◆ **WHAT YOU NEED TO DO**: All of the material below is to be repeated exactly.
-- BEGIN --
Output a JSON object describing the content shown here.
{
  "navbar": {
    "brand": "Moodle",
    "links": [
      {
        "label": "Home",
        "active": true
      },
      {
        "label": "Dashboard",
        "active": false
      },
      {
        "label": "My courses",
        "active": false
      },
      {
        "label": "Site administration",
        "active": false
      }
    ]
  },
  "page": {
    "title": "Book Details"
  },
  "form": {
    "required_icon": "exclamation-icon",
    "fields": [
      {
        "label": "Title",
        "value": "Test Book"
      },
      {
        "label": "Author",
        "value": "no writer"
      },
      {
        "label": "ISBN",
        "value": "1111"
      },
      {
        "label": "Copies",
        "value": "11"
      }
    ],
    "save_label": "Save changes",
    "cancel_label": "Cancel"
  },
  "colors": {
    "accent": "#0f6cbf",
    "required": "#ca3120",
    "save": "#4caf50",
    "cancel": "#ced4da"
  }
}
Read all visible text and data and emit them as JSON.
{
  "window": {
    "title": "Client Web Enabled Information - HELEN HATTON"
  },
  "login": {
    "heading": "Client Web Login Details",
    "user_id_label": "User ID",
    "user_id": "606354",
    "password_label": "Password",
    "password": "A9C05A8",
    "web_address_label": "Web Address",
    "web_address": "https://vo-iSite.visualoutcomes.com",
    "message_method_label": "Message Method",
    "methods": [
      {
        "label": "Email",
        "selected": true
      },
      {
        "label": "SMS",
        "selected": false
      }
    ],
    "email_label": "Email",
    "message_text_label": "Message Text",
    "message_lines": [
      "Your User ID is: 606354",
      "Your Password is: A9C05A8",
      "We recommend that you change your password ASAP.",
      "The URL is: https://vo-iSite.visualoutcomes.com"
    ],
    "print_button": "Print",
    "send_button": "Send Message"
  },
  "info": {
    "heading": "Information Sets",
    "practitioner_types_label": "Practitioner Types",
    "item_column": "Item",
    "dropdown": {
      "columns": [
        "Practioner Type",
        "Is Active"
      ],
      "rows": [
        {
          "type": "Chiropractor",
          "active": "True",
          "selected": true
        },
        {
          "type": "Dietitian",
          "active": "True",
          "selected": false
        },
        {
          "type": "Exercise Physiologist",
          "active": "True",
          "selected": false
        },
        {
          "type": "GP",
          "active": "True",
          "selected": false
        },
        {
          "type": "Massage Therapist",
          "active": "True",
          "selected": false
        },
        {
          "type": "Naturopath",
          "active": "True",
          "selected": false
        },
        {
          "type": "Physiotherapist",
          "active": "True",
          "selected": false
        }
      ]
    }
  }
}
-- END --
◆ **OUTPUT OF THE TASK**:
Output a JSON object describing the content shown here.
{
  "navbar": {
    "brand": "Moodle",
    "links": [
      {
        "label": "Home",
        "active": true
      },
      {
        "label": "Dashboard",
        "active": false
      },
      {
        "label": "My courses",
        "active": false
      },
      {
        "label": "Site administration",
        "active": false
      }
    ]
  },
  "page": {
    "title": "Book Details"
  },
  "form": {
    "required_icon": "exclamation-icon",
    "fields": [
      {
        "label": "Title",
        "value": "Test Book"
      },
      {
        "label": "Author",
        "value": "no writer"
      },
      {
        "label": "ISBN",
        "value": "1111"
      },
      {
        "label": "Copies",
        "value": "11"
      }
    ],
    "save_label": "Save changes",
    "cancel_label": "Cancel"
  },
  "colors": {
    "accent": "#0f6cbf",
    "required": "#ca3120",
    "save": "#4caf50",
    "cancel": "#ced4da"
  }
}
Read all visible text and data and emit them as JSON.
{
  "window": {
    "title": "Client Web Enabled Information - HELEN HATTON"
  },
  "login": {
    "heading": "Client Web Login Details",
    "user_id_label": "User ID",
    "user_id": "606354",
    "password_label": "Password",
    "password": "A9C05A8",
    "web_address_label": "Web Address",
    "web_address": "https://vo-iSite.visualoutcomes.com",
    "message_method_label": "Message Method",
    "methods": [
      {
        "label": "Email",
        "selected": true
      },
      {
        "label": "SMS",
        "selected": false
      }
    ],
    "email_label": "Email",
    "message_text_label": "Message Text",
    "message_lines": [
      "Your User ID is: 606354",
      "Your Password is: A9C05A8",
      "We recommend that you change your password ASAP.",
      "The URL is: https://vo-iSite.visualoutcomes.com"
    ],
    "print_button": "Print",
    "send_button": "Send Message"
  },
  "info": {
    "heading": "Information Sets",
    "practitioner_types_label": "Practitioner Types",
    "item_column": "Item",
    "dropdown": {
      "columns": [
        "Practioner Type",
        "Is Active"
      ],
      "rows": [
        {
          "type": "Chiropractor",
          "active": "True",
          "selected": true
        },
        {
          "type": "Dietitian",
          "active": "True",
          "selected": false
        },
        {
          "type": "Exercise Physiologist",
          "active": "True",
          "selected": false
        },
        {
          "type": "GP",
          "active": "True",
          "selected": false
        },
        {
          "type": "Massage Therapist",
          "active": "True",
          "selected": false
        },
        {
          "type": "Naturopath",
          "active": "True",
          "selected": false
        },
        {
          "type": "Physiotherapist",
          "active": "True",
          "selected": false
        }
      ]
    }
  }
}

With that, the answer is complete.